### What is expected
Send back all the data below, exactly as given.
:::
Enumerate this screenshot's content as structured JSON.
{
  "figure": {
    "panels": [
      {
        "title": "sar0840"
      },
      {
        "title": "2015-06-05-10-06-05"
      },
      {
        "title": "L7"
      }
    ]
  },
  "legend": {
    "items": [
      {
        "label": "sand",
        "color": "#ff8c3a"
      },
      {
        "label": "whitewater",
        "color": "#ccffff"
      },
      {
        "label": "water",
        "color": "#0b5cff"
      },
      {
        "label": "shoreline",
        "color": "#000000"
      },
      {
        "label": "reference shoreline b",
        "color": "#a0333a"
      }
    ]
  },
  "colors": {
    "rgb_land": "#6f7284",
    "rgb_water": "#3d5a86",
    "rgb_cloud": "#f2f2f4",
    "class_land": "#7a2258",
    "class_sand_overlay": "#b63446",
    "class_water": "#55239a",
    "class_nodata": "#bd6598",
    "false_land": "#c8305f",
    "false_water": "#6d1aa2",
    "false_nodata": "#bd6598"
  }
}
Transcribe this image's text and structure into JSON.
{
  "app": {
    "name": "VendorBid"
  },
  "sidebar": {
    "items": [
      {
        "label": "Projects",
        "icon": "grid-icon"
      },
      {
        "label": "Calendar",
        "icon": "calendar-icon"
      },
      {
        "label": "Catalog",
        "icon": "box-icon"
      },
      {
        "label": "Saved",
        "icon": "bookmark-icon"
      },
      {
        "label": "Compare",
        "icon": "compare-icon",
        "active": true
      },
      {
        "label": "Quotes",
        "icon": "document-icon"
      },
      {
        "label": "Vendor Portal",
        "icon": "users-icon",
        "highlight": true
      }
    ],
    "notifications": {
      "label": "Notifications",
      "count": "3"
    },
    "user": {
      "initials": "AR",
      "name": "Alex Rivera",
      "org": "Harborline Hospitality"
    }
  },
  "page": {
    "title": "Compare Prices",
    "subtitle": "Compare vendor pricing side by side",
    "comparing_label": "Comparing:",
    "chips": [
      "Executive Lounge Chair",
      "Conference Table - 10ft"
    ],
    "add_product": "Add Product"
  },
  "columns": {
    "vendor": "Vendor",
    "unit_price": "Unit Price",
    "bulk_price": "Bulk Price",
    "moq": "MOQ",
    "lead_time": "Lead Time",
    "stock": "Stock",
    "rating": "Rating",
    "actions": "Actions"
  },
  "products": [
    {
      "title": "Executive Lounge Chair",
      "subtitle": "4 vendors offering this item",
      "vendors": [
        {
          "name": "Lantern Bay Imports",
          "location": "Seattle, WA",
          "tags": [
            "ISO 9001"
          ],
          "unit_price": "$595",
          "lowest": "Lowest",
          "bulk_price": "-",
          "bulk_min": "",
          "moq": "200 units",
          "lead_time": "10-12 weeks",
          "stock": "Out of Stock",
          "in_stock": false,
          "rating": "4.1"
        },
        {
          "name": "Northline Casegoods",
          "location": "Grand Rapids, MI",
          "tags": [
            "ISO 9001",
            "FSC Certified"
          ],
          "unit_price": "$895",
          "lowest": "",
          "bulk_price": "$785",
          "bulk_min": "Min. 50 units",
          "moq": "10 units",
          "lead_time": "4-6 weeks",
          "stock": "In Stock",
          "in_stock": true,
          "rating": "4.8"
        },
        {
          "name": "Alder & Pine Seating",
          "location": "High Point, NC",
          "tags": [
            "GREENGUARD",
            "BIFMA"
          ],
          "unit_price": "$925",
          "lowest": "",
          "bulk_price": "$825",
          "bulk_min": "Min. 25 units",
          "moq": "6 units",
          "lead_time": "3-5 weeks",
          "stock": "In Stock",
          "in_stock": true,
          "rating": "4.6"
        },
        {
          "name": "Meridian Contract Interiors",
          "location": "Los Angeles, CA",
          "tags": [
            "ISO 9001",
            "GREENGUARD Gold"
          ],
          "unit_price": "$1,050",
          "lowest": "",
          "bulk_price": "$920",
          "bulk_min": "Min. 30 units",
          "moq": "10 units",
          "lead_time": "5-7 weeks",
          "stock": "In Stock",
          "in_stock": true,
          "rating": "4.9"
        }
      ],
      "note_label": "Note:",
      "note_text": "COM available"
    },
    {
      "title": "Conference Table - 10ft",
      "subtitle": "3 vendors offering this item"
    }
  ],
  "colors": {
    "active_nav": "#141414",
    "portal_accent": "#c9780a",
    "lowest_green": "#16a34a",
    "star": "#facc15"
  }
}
:::
### Written solution
Enumerate this screenshot's content as structured JSON.
{
  "figure": {
    "panels": [
      {
        "title": "sar0840"
      },
      {
        "title": "2015-06-05-10-06-05"
      },
      {
        "title": "L7"
      }
    ]
  },
  "legend": {
    "items": [
      {
        "label": "sand",
        "color": "#ff8c3a"
      },
      {
        "label": "whitewater",
        "color": "#ccffff"
      },
      {
        "label": "water",
        "color": "#0b5cff"
      },
      {
        "label": "shoreline",
        "color": "#000000"
      },
      {
        "label": "reference shoreline b",
        "color": "#a0333a"
      }
    ]
  },
  "colors": {
    "rgb_land": "#6f7284",
    "rgb_water": "#3d5a86",
    "rgb_cloud": "#f2f2f4",
    "class_land": "#7a2258",
    "class_sand_overlay": "#b63446",
    "class_water": "#55239a",
    "class_nodata": "#bd6598",
    "false_land": "#c8305f",
    "false_water": "#6d1aa2",
    "false_nodata": "#bd6598"
  }
}
Transcribe this image's text and structure into JSON.
{
  "app": {
    "name": "VendorBid"
  },
  "sidebar": {
    "items": [
      {
        "label": "Projects",
        "icon": "grid-icon"
      },
      {
        "label": "Calendar",
        "icon": "calendar-icon"
      },
      {
        "label": "Catalog",
        "icon": "box-icon"
      },
      {
        "label": "Saved",
        "icon": "bookmark-icon"
      },
      {
        "label": "Compare",
        "icon": "compare-icon",
        "active": true
      },
      {
        "label": "Quotes",
        "icon": "document-icon"
      },
      {
        "label": "Vendor Portal",
        "icon": "users-icon",
        "highlight": true
      }
    ],
    "notifications": {
      "label": "Notifications",
      "count": "3"
    },
    "user": {
      "initials": "AR",
      "name": "Alex Rivera",
      "org": "Harborline Hospitality"
    }
  },
  "page": {
    "title": "Compare Prices",
    "subtitle": "Compare vendor pricing side by side",
    "comparing_label": "Comparing:",
    "chips": [
      "Executive Lounge Chair",
      "Conference Table - 10ft"
    ],
    "add_product": "Add Product"
  },
  "columns": {
    "vendor": "Vendor",
    "unit_price": "Unit Price",
    "bulk_price": "Bulk Price",
    "moq": "MOQ",
    "lead_time": "Lead Time",
    "stock": "Stock",
    "rating": "Rating",
    "actions": "Actions"
  },
  "products": [
    {
      "title": "Executive Lounge Chair",
      "subtitle": "4 vendors offering this item",
      "vendors": [
        {
          "name": "Lantern Bay Imports",
          "location": "Seattle, WA",
          "tags": [
            "ISO 9001"
          ],
          "unit_price": "$595",
          "lowest": "Lowest",
          "bulk_price": "-",
          "bulk_min": "",
          "moq": "200 units",
          "lead_time": "10-12 weeks",
          "stock": "Out of Stock",
          "in_stock": false,
          "rating": "4.1"
        },
        {
          "name": "Northline Casegoods",
          "location": "Grand Rapids, MI",
          "tags": [
            "ISO 9001",
            "FSC Certified"
          ],
          "unit_price": "$895",
          "lowest": "",
          "bulk_price": "$785",
          "bulk_min": "Min. 50 units",
          "moq": "10 units",
          "lead_time": "4-6 weeks",
          "stock": "In Stock",
          "in_stock": true,
          "rating": "4.8"
        },
        {
          "name": "Alder & Pine Seating",
          "location": "High Point, NC",
          "tags": [
            "GREENGUARD",
            "BIFMA"
          ],
          "unit_price": "$925",
          "lowest": "",
          "bulk_price": "$825",
          "bulk_min": "Min. 25 units",
          "moq": "6 units",
          "lead_time": "3-5 weeks",
          "stock": "In Stock",
          "in_stock": true,
          "rating": "4.6"
        },
        {
          "name": "Meridian Contract Interiors",
          "location": "Los Angeles, CA",
          "tags": [
            "ISO 9001",
            "GREENGUARD Gold"
          ],
          "unit_price": "$1,050",
          "lowest": "",
          "bulk_price": "$920",
          "bulk_min": "Min. 30 units",
          "moq": "10 units",
          "lead_time": "5-7 weeks",
          "stock": "In Stock",
          "in_stock": true,
          "rating": "4.9"
        }
      ],
      "note_label": "Note:",
      "note_text": "COM available"
    },
    {
      "title": "Conference Table - 10ft",
      "subtitle": "3 vendors offering this item"
    }
  ],
  "colors": {
    "active_nav": "#141414",
    "portal_accent": "#c9780a",
    "lowest_green": "#16a34a",
    "star": "#facc15"
  }
}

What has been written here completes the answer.